• [Task description]
Extract every line of the material that holds the string "азота".

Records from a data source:
— BEGIN —
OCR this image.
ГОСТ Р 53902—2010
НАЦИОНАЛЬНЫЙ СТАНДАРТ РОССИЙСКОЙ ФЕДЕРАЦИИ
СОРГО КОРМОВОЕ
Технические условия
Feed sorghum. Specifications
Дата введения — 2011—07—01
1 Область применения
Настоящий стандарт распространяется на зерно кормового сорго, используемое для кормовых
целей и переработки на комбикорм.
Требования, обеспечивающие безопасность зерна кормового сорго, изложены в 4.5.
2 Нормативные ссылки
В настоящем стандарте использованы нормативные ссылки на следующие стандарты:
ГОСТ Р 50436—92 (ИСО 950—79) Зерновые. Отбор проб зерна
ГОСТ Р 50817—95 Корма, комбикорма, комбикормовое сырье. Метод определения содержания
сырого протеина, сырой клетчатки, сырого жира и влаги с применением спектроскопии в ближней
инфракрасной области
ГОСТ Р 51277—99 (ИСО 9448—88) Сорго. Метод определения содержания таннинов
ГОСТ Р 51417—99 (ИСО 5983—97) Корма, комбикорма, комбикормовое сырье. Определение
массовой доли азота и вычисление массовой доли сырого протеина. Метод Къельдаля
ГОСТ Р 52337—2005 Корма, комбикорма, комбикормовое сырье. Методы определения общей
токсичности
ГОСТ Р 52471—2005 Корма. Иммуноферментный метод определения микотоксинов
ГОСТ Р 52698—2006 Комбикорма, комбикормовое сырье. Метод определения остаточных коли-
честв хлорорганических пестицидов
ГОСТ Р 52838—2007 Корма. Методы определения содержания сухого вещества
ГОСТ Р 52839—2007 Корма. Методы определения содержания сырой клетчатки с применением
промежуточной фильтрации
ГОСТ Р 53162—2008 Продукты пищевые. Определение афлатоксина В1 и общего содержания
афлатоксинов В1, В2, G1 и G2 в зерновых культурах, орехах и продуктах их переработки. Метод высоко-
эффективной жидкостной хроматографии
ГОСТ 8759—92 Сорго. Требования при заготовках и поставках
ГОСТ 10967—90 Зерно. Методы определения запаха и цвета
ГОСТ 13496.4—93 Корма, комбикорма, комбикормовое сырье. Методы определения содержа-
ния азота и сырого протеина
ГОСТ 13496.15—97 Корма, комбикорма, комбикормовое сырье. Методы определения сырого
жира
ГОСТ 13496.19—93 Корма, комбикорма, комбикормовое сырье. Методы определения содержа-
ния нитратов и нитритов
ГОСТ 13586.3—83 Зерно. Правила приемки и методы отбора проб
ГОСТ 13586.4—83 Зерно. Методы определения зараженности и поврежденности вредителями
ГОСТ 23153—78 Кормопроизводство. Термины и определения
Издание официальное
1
— END —
— BEGIN —
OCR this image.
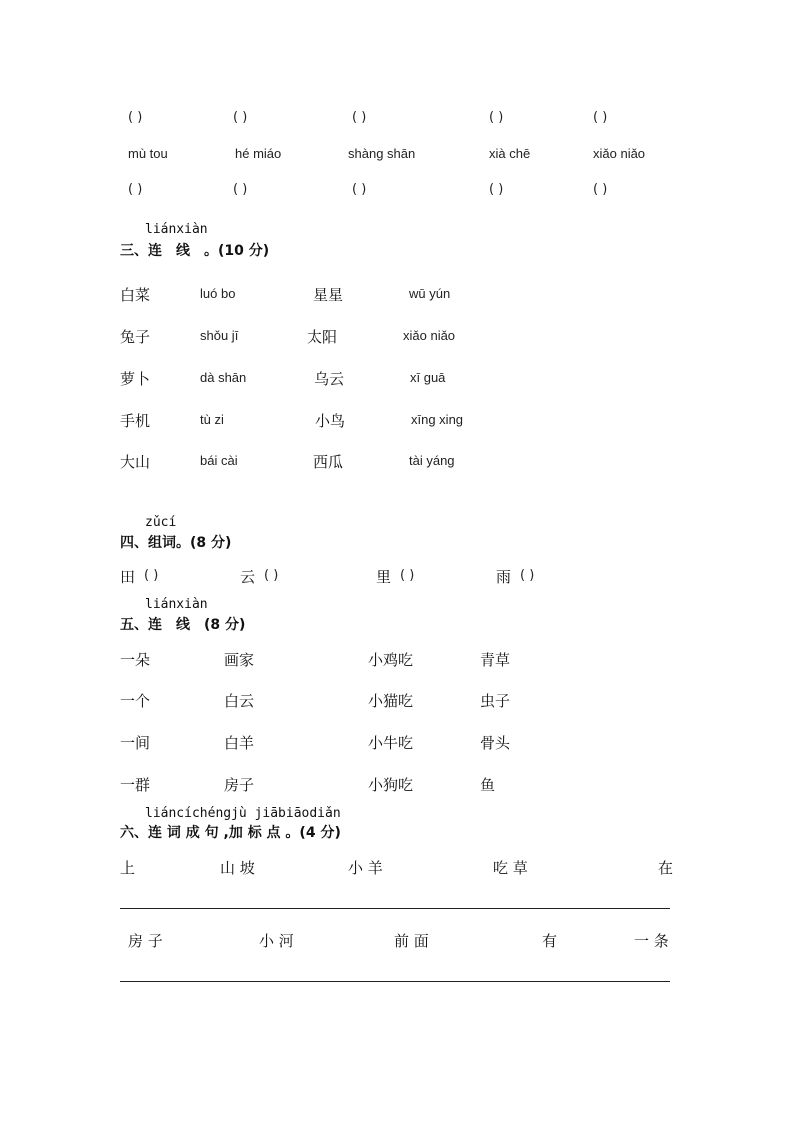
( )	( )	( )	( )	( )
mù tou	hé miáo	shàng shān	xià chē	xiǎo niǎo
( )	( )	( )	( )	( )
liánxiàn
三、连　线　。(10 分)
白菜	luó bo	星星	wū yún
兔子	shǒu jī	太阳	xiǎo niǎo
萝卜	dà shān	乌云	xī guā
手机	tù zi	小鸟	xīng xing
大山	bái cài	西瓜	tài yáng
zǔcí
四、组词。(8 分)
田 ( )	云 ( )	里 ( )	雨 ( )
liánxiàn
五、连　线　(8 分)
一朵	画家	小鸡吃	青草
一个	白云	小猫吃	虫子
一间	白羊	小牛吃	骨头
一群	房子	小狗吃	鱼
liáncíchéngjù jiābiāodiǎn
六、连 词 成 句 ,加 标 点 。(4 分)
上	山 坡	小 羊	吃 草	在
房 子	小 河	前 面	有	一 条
— END —
• [Exercise response]
массовой доли азота и вычисление массовой доли сырого протеина. Метод Къельдаля
ния азота и сырого протеина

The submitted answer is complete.